(Goal) Transcribe the lines of the material below word for word, keeping every character and line break unchanged.

[Element-and-box listings]
--------

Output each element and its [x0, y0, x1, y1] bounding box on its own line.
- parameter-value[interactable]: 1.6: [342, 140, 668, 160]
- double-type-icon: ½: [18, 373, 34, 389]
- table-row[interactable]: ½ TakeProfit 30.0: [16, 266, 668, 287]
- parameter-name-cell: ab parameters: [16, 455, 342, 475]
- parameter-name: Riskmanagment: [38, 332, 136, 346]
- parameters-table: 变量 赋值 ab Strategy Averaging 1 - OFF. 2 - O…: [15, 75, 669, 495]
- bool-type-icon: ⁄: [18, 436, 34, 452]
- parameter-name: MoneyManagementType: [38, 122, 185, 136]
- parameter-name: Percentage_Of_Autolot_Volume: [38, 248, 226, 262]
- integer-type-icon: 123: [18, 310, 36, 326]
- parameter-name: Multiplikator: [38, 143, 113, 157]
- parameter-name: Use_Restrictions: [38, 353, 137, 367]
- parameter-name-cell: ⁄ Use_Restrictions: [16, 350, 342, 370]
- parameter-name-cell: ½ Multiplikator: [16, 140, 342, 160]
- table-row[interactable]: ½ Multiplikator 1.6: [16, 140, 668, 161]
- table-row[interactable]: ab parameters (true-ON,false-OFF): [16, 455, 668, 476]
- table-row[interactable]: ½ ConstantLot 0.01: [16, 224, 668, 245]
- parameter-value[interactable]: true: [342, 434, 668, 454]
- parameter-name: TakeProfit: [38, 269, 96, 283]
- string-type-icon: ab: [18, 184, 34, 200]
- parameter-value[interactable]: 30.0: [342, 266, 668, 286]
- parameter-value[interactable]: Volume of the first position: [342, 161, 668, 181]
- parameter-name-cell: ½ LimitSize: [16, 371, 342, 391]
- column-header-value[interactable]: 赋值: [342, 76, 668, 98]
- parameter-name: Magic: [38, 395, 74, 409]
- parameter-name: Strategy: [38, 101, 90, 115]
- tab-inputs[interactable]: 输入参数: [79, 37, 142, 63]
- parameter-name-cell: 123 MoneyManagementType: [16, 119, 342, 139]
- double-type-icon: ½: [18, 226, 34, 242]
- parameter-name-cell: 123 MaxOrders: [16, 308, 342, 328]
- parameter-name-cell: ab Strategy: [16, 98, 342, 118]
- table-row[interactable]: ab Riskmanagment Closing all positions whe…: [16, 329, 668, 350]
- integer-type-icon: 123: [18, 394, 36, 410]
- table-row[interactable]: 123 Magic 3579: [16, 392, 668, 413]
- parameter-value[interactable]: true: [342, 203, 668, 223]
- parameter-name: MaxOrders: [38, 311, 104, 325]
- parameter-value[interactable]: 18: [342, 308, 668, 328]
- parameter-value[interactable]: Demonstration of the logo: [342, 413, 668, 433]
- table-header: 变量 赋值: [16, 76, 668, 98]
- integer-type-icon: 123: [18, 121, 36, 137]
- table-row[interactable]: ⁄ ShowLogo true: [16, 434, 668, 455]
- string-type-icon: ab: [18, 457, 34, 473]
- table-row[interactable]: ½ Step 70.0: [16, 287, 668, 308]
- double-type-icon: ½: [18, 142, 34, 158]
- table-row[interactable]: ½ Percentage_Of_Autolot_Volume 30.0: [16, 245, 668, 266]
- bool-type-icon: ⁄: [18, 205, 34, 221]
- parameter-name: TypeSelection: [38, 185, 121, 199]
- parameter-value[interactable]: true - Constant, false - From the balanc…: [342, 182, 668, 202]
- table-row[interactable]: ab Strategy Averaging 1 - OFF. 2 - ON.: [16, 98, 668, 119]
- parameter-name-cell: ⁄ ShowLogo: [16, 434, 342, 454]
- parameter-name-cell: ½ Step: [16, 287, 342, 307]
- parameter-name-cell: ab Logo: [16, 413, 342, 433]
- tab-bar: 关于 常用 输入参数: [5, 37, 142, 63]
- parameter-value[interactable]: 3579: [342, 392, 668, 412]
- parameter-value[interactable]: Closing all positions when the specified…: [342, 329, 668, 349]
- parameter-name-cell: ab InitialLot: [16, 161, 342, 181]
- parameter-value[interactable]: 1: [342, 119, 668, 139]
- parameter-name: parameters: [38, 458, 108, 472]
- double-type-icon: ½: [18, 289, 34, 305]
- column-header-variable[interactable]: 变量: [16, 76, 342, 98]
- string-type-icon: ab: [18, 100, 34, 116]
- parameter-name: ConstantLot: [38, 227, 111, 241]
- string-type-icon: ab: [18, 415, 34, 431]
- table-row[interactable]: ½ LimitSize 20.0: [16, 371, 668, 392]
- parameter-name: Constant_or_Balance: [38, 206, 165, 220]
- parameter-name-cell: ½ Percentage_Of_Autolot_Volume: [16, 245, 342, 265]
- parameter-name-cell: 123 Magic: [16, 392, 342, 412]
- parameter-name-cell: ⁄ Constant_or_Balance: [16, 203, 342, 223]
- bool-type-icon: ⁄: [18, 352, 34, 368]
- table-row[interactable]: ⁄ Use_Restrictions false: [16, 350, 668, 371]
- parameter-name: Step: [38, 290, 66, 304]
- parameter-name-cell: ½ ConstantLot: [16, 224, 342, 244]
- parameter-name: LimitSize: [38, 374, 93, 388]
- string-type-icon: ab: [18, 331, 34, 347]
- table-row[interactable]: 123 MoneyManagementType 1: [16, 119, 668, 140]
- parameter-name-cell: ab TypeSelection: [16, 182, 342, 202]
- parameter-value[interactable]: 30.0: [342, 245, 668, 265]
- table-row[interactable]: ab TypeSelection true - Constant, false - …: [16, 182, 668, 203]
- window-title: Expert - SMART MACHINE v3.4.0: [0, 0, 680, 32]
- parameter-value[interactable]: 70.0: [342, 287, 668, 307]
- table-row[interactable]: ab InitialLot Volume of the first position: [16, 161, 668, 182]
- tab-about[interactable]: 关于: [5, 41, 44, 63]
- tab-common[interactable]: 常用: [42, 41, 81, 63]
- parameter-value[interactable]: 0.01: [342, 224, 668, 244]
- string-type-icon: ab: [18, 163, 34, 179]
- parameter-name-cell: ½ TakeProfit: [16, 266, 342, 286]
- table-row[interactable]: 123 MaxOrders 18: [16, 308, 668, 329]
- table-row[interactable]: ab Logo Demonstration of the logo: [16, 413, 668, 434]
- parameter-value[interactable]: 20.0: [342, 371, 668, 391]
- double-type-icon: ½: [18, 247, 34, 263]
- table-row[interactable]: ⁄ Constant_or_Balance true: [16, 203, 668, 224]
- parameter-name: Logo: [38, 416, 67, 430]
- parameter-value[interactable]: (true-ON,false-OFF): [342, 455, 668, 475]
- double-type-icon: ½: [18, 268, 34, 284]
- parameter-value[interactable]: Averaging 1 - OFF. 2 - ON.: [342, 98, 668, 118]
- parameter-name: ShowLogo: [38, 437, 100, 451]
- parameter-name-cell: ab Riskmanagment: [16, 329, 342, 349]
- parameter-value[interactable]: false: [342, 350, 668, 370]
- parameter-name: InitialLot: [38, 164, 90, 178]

--------

(Solution for this problem)
Output each element and its [x0, y0, x1, y1] bounding box on its own line.
- parameter-value[interactable]: 1.6: [342, 140, 668, 160]
- double-type-icon: ½: [18, 373, 34, 389]
- table-row[interactable]: ½ TakeProfit 30.0: [16, 266, 668, 287]
- parameter-name-cell: ab parameters: [16, 455, 342, 475]
- parameter-name: Riskmanagment: [38, 332, 136, 346]
- parameters-table: 变量 赋值 ab Strategy Averaging 1 - OFF. 2 - O…: [15, 75, 669, 495]
- bool-type-icon: ⁄: [18, 436, 34, 452]
- parameter-name: MoneyManagementType: [38, 122, 185, 136]
- parameter-name: Percentage_Of_Autolot_Volume: [38, 248, 226, 262]
- integer-type-icon: 123: [18, 310, 36, 326]
- parameter-name: Multiplikator: [38, 143, 113, 157]
- parameter-name: Use_Restrictions: [38, 353, 137, 367]
- parameter-name-cell: ⁄ Use_Restrictions: [16, 350, 342, 370]
- parameter-name-cell: ½ Multiplikator: [16, 140, 342, 160]
- table-row[interactable]: ½ Multiplikator 1.6: [16, 140, 668, 161]
- table-row[interactable]: ab parameters (true-ON,false-OFF): [16, 455, 668, 476]
- table-row[interactable]: ½ ConstantLot 0.01: [16, 224, 668, 245]
- parameter-value[interactable]: true: [342, 434, 668, 454]
- parameter-name: TakeProfit: [38, 269, 96, 283]
- string-type-icon: ab: [18, 184, 34, 200]
- parameter-value[interactable]: 30.0: [342, 266, 668, 286]
- parameter-value[interactable]: Volume of the first position: [342, 161, 668, 181]
- parameter-name-cell: ½ LimitSize: [16, 371, 342, 391]
- column-header-value[interactable]: 赋值: [342, 76, 668, 98]
- parameter-name: Magic: [38, 395, 74, 409]
- parameter-name: Strategy: [38, 101, 90, 115]
- tab-inputs[interactable]: 输入参数: [79, 37, 142, 63]
- parameter-name-cell: 123 MoneyManagementType: [16, 119, 342, 139]
- double-type-icon: ½: [18, 226, 34, 242]
- parameter-name-cell: 123 MaxOrders: [16, 308, 342, 328]
- parameter-name-cell: ab Strategy: [16, 98, 342, 118]
- table-row[interactable]: ab Riskmanagment Closing all positions whe…: [16, 329, 668, 350]
- integer-type-icon: 123: [18, 394, 36, 410]
- table-row[interactable]: 123 Magic 3579: [16, 392, 668, 413]
- parameter-value[interactable]: true: [342, 203, 668, 223]
- parameter-name: MaxOrders: [38, 311, 104, 325]
- parameter-value[interactable]: 18: [342, 308, 668, 328]
- parameter-value[interactable]: Demonstration of the logo: [342, 413, 668, 433]
- table-header: 变量 赋值: [16, 76, 668, 98]
- integer-type-icon: 123: [18, 121, 36, 137]
- table-row[interactable]: ⁄ ShowLogo true: [16, 434, 668, 455]
- string-type-icon: ab: [18, 457, 34, 473]
- table-row[interactable]: ½ Step 70.0: [16, 287, 668, 308]
- double-type-icon: ½: [18, 142, 34, 158]
- table-row[interactable]: ½ Percentage_Of_Autolot_Volume 30.0: [16, 245, 668, 266]
- bool-type-icon: ⁄: [18, 205, 34, 221]
- parameter-name: TypeSelection: [38, 185, 121, 199]
- parameter-value[interactable]: true - Constant, false - From the balanc…: [342, 182, 668, 202]
- table-row[interactable]: ab Strategy Averaging 1 - OFF. 2 - ON.: [16, 98, 668, 119]
- parameter-name-cell: ⁄ ShowLogo: [16, 434, 342, 454]
- parameter-name-cell: ½ Step: [16, 287, 342, 307]
- parameter-name-cell: ab Logo: [16, 413, 342, 433]
- tab-bar: 关于 常用 输入参数: [5, 37, 142, 63]
- parameter-value[interactable]: 3579: [342, 392, 668, 412]
- parameter-value[interactable]: Closing all positions when the specified…: [342, 329, 668, 349]
- parameter-name-cell: ab InitialLot: [16, 161, 342, 181]
- parameter-value[interactable]: 1: [342, 119, 668, 139]
- parameter-name: parameters: [38, 458, 108, 472]
- double-type-icon: ½: [18, 289, 34, 305]
- column-header-variable[interactable]: 变量: [16, 76, 342, 98]
- string-type-icon: ab: [18, 100, 34, 116]
- parameter-name: ConstantLot: [38, 227, 111, 241]
- string-type-icon: ab: [18, 415, 34, 431]
- table-row[interactable]: ½ LimitSize 20.0: [16, 371, 668, 392]
- parameter-name: Constant_or_Balance: [38, 206, 165, 220]
- parameter-name-cell: ½ Percentage_Of_Autolot_Volume: [16, 245, 342, 265]
- parameter-name-cell: 123 Magic: [16, 392, 342, 412]
- parameter-name-cell: ⁄ Constant_or_Balance: [16, 203, 342, 223]
- bool-type-icon: ⁄: [18, 352, 34, 368]
- table-row[interactable]: ⁄ Use_Restrictions false: [16, 350, 668, 371]
- parameter-name: Step: [38, 290, 66, 304]
- parameter-name-cell: ½ ConstantLot: [16, 224, 342, 244]
- parameter-name: LimitSize: [38, 374, 93, 388]
- string-type-icon: ab: [18, 331, 34, 347]
- table-row[interactable]: 123 MoneyManagementType 1: [16, 119, 668, 140]
- parameter-name-cell: ab TypeSelection: [16, 182, 342, 202]
- parameter-value[interactable]: 30.0: [342, 245, 668, 265]
- table-row[interactable]: ab TypeSelection true - Constant, false - …: [16, 182, 668, 203]
- window-title: Expert - SMART MACHINE v3.4.0: [0, 0, 680, 32]
- parameter-value[interactable]: 70.0: [342, 287, 668, 307]
- table-row[interactable]: ab InitialLot Volume of the first position: [16, 161, 668, 182]
- tab-about[interactable]: 关于: [5, 41, 44, 63]
- tab-common[interactable]: 常用: [42, 41, 81, 63]
- parameter-value[interactable]: 0.01: [342, 224, 668, 244]
- string-type-icon: ab: [18, 163, 34, 179]
- parameter-name-cell: ½ TakeProfit: [16, 266, 342, 286]
- table-row[interactable]: 123 MaxOrders 18: [16, 308, 668, 329]
- table-row[interactable]: ab Logo Demonstration of the logo: [16, 413, 668, 434]
- parameter-value[interactable]: 20.0: [342, 371, 668, 391]
- double-type-icon: ½: [18, 247, 34, 263]
- table-row[interactable]: ⁄ Constant_or_Balance true: [16, 203, 668, 224]
- parameter-name: Logo: [38, 416, 67, 430]
- parameter-value[interactable]: (true-ON,false-OFF): [342, 455, 668, 475]
- double-type-icon: ½: [18, 268, 34, 284]
- parameter-value[interactable]: Averaging 1 - OFF. 2 - ON.: [342, 98, 668, 118]
- parameter-name: ShowLogo: [38, 437, 100, 451]
- parameter-name-cell: ab Riskmanagment: [16, 329, 342, 349]
- parameter-value[interactable]: false: [342, 350, 668, 370]
- parameter-name: InitialLot: [38, 164, 90, 178]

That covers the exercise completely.